▸ WHAT YOU WILL DO
Reproduce the part of the model blending notebook from "for fold in" to "#test_id=xtest.id.values.tolist()" word for word.

▸ SOURCE EXTRACT
## begin
## We are combining 3 diffrent models for our final predictions(xgboost,lightgbm,catboost).This is called model blending

## Import libarires

In [None]:
import pandas as pd
import numpy as np
from sklearn.model_selection import KFold
from sklearn.metrics import roc_auc_score
from xgboost import XGBClassifier
from sklearn.ensemble import RandomForestClassifier
from lightgbm import LGBMClassifier
from catboost import CatBoostClassifier
from sklearn.linear_model import LogisticRegression
import optuna

In [None]:
df=pd.read_csv("../input/tabular-playground-series-nov-2021/train.csv")
df_test=pd.read_csv("../input/tabular-playground-series-nov-2021/test.csv")
sample_submission=pd.read_csv("../input/tabular-playground-series-nov-2021/sample_submission.csv")
test_df=df_test.copy()


In [None]:
#taking only useful columns for predictions
useful_cols=[c for c in df.columns if c not in ("id","target","kfold")]
df_test=df_test[useful_cols]

## xgboost

In [None]:
#First we dividing the data into 5 folds so our model won't overfit
kf=KFold(n_splits=5,random_state=42,shuffle=True)
for fold,(train_index,valid_index) in enumerate(kf.split(X=df)):
    df.loc[valid_index,"kfold"]=fold
    
    
final_test_pred=[]
final_valid_pred={}
scores=[]



for fold in range(5):
    xtrain=df[df.kfold != fold].reset_index(drop=True)#training set=4 folds
    xvalid=df[df.kfold == fold].reset_index(drop=True)#validation set=1 fold
    xtest=df_test.copy()
    
    valid_id=xvalid.id.values.tolist()#since we are shuffiling the data we need to kepp track of the id
    #test_id=xtest.id.values.tolist()
    
    
    ytrain=xtrain.target
    yvalid=xvalid.target
    
    xtrain=xtrain[useful_cols]#taking only useful columns
    xvalid=xvalid[useful_cols]
    
    #our model
    model=XGBClassifier(random_state=fold,
                        predictor="gpu_predictor",
                        tree_method='gpu_hist')
    
    model.fit(xtrain,ytrain)
## end
▸ ROWS
## begin
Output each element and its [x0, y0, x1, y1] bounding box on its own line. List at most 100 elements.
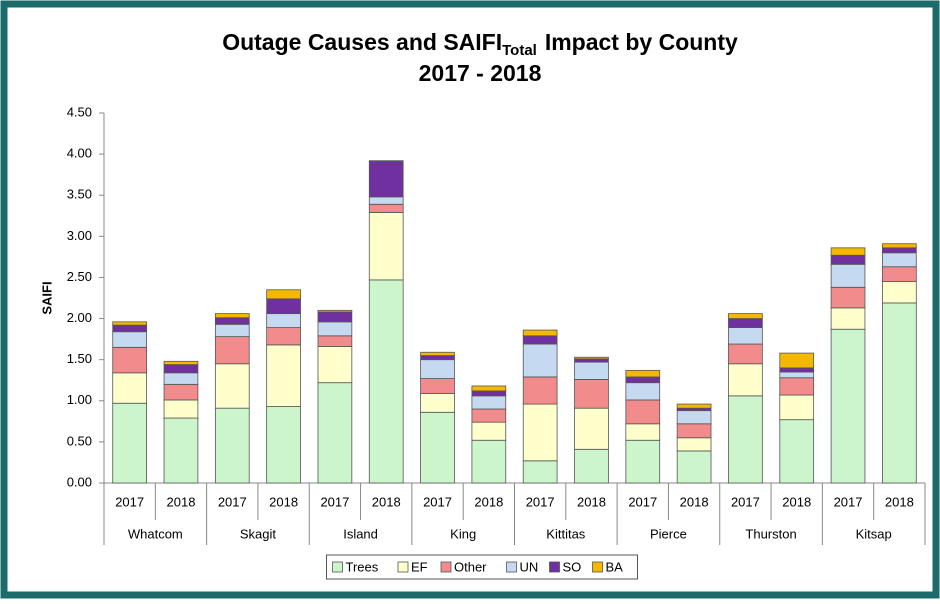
group-label: Kitsap	[856, 526, 892, 541]
bar-segment	[420, 378, 455, 394]
x-tick-label: 2017	[320, 494, 349, 509]
group-label: King	[450, 526, 476, 541]
bar-segment	[420, 351, 455, 356]
y-tick-label: 3.50	[67, 187, 92, 202]
legend-label: UN	[520, 559, 539, 574]
bar-segment	[676, 437, 712, 452]
legend-swatch	[332, 561, 343, 573]
bar-segment	[214, 313, 250, 319]
bar-segment	[779, 377, 815, 396]
bar-segment	[368, 196, 404, 205]
x-tick-label: 2018	[680, 494, 709, 509]
x-tick-label: 2017	[218, 494, 247, 509]
bar-segment	[163, 383, 199, 401]
x-tick-label: 2018	[167, 494, 196, 509]
bar-segment	[368, 203, 404, 213]
bar-segment	[522, 329, 558, 337]
bar-segment	[779, 371, 815, 379]
x-tick-label: 2018	[782, 494, 811, 509]
bar-segment	[471, 439, 507, 484]
bar-segment	[779, 394, 815, 421]
bar-segment	[728, 395, 763, 484]
bar-segment	[574, 448, 609, 484]
bar-segment	[625, 423, 661, 441]
bar-segment	[728, 318, 763, 328]
bar-segment	[574, 356, 609, 360]
bar-segment	[163, 364, 199, 374]
bar-segment	[676, 450, 712, 484]
bar-segment	[420, 411, 455, 484]
bar-segment	[368, 160, 404, 162]
y-tick-label: 2.00	[67, 310, 92, 325]
bar-segment	[830, 254, 866, 265]
y-axis-label: SAIFI	[39, 281, 54, 314]
bar-segment	[882, 266, 917, 282]
title-suffix: Impact by County	[545, 29, 738, 55]
group-label: Whatcom	[128, 526, 183, 541]
bar-segment	[779, 419, 815, 484]
bar-segment	[471, 395, 507, 410]
bar-segment	[317, 311, 353, 323]
bar-segment	[420, 355, 455, 361]
group-label: Pierce	[650, 526, 687, 541]
legend-label: SO	[563, 559, 582, 574]
bar-segment	[728, 343, 763, 365]
bar-segment	[112, 402, 147, 484]
bar-segment	[112, 372, 147, 404]
bar-segment	[676, 423, 712, 439]
bar-segment	[317, 335, 353, 347]
y-tick-label: 0.50	[67, 433, 92, 448]
legend-swatch	[592, 561, 603, 573]
bar-segment	[625, 382, 661, 401]
x-tick-label: 2017	[731, 494, 760, 509]
bar-segment	[471, 385, 507, 392]
group-label: Skagit	[240, 526, 277, 541]
y-tick-label: 2.50	[67, 269, 92, 284]
bar-segment	[522, 343, 558, 378]
x-tick-label: 2018	[474, 494, 503, 509]
bar-segment	[214, 407, 250, 484]
title-subscript: Total	[502, 42, 537, 59]
bar-segment	[266, 313, 301, 329]
bar-segment	[163, 399, 199, 419]
bar-segment	[779, 367, 815, 373]
bar-segment	[574, 378, 609, 409]
legend-label: Trees	[346, 559, 379, 574]
x-tick-label: 2017	[628, 494, 657, 509]
bar-segment	[266, 298, 301, 315]
bar-segment	[420, 359, 455, 379]
x-tick-label: 2018	[269, 494, 298, 509]
bar-segment	[163, 360, 199, 365]
bar-segment	[317, 382, 353, 484]
legend-swatch	[440, 561, 452, 573]
y-tick-label: 1.00	[67, 392, 92, 407]
bar-segment	[471, 421, 507, 441]
bar-segment	[522, 376, 558, 405]
title-main: Outage Causes and SAIFI	[222, 29, 502, 55]
y-tick-label: 1.50	[67, 351, 92, 366]
bar-segment	[471, 390, 507, 397]
x-tick-label: 2017	[423, 494, 452, 509]
bar-segment	[112, 346, 147, 374]
bar-segment	[214, 336, 250, 365]
bar-segment	[830, 328, 866, 484]
legend-box	[326, 554, 638, 580]
y-tick-label: 3.00	[67, 228, 92, 243]
group-label: Kittitas	[546, 526, 586, 541]
bar-segment	[266, 327, 301, 346]
bar-segment	[625, 369, 661, 378]
bar-segment	[522, 335, 558, 345]
bar-segment	[728, 363, 763, 397]
bar-segment	[728, 313, 763, 319]
x-tick-label: 2017	[834, 494, 863, 509]
x-tick-label: 2017	[115, 494, 144, 509]
bar-segment	[368, 279, 404, 484]
bar-segment	[830, 307, 866, 330]
bar-segment	[574, 407, 609, 450]
group-label: Thurston	[745, 526, 796, 541]
bar-segment	[163, 372, 199, 385]
bar-segment	[522, 403, 558, 462]
bar-segment	[266, 289, 301, 300]
bar-segment	[163, 417, 199, 484]
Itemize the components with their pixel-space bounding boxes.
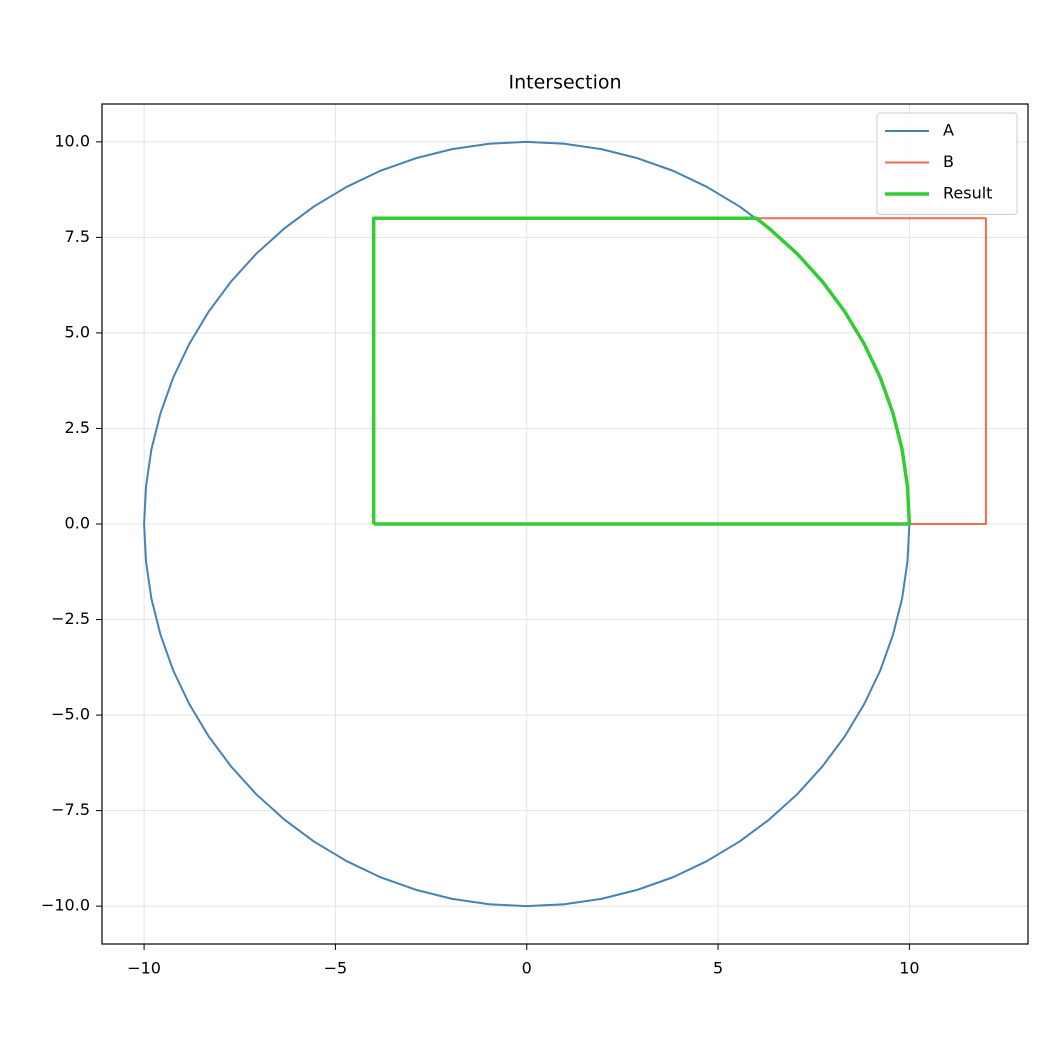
x-tick-label: 10 xyxy=(899,959,919,978)
x-tick-label: 5 xyxy=(713,959,723,978)
x-tick-label: 0 xyxy=(522,959,532,978)
x-tick-label: −5 xyxy=(324,959,348,978)
legend-label: Result xyxy=(943,184,992,203)
y-tick-label: 7.5 xyxy=(65,227,90,246)
series-line xyxy=(372,217,987,525)
y-tick-label: 10.0 xyxy=(54,131,90,150)
y-tick-label: −7.5 xyxy=(51,800,90,819)
plot-frame xyxy=(101,103,1029,945)
y-tick-label: 5.0 xyxy=(65,322,90,341)
series-line xyxy=(143,140,911,908)
y-tick-label: 0.0 xyxy=(65,514,90,533)
y-tick-label: 2.5 xyxy=(65,418,90,437)
y-tick-label: −2.5 xyxy=(51,609,90,628)
x-tick-label: −10 xyxy=(127,959,161,978)
legend-label: A xyxy=(943,121,954,140)
y-tick-label: −10.0 xyxy=(41,896,90,915)
y-tick-label: −5.0 xyxy=(51,705,90,724)
series-line xyxy=(371,216,912,526)
legend-box xyxy=(876,112,1018,215)
legend-label: B xyxy=(943,152,954,171)
chart-title: Intersection xyxy=(508,72,621,94)
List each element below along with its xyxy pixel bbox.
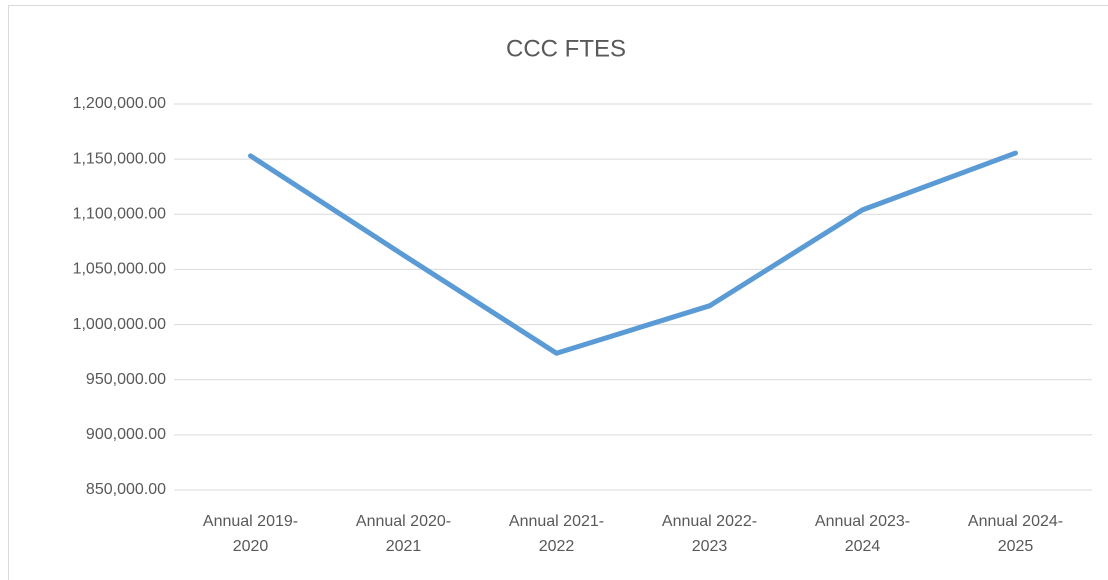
x-tick-label: Annual 2024-2025: [968, 513, 1063, 555]
y-tick-label: 850,000.00: [86, 481, 166, 498]
y-tick-label: 1,150,000.00: [73, 150, 167, 167]
y-tick-label: 950,000.00: [86, 371, 166, 388]
y-tick-label: 900,000.00: [86, 426, 166, 443]
x-tick-label: Annual 2020-2021: [356, 513, 451, 555]
y-tick-label: 1,100,000.00: [73, 206, 167, 223]
x-tick-label: Annual 2019-2020: [203, 513, 298, 555]
x-tick-label: Annual 2023-2024: [815, 513, 910, 555]
chart-title: CCC FTES: [506, 35, 626, 62]
line: [248, 150, 1018, 356]
y-tick-label: 1,050,000.00: [73, 261, 167, 278]
y-tick-label: 1,200,000.00: [73, 95, 167, 112]
x-tick-label: Annual 2021-2022: [509, 513, 604, 555]
x-tick-label: Annual 2022-2023: [662, 513, 757, 555]
chart-frame: [8, 5, 1108, 580]
y-tick-label: 1,000,000.00: [73, 316, 167, 333]
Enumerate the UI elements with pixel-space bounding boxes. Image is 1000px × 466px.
## end
▸ THE RESPONSE
for fold in range(5):
    xtrain=df[df.kfold != fold].reset_index(drop=True)#training set=4 folds
    xvalid=df[df.kfold == fold].reset_index(drop=True)#validation set=1 fold
    xtest=df_test.copy()
    
    valid_id=xvalid.id.values.tolist()#since we are shuffiling the data we need to kepp track of the id
    #test_id=xtest.id.values.tolist()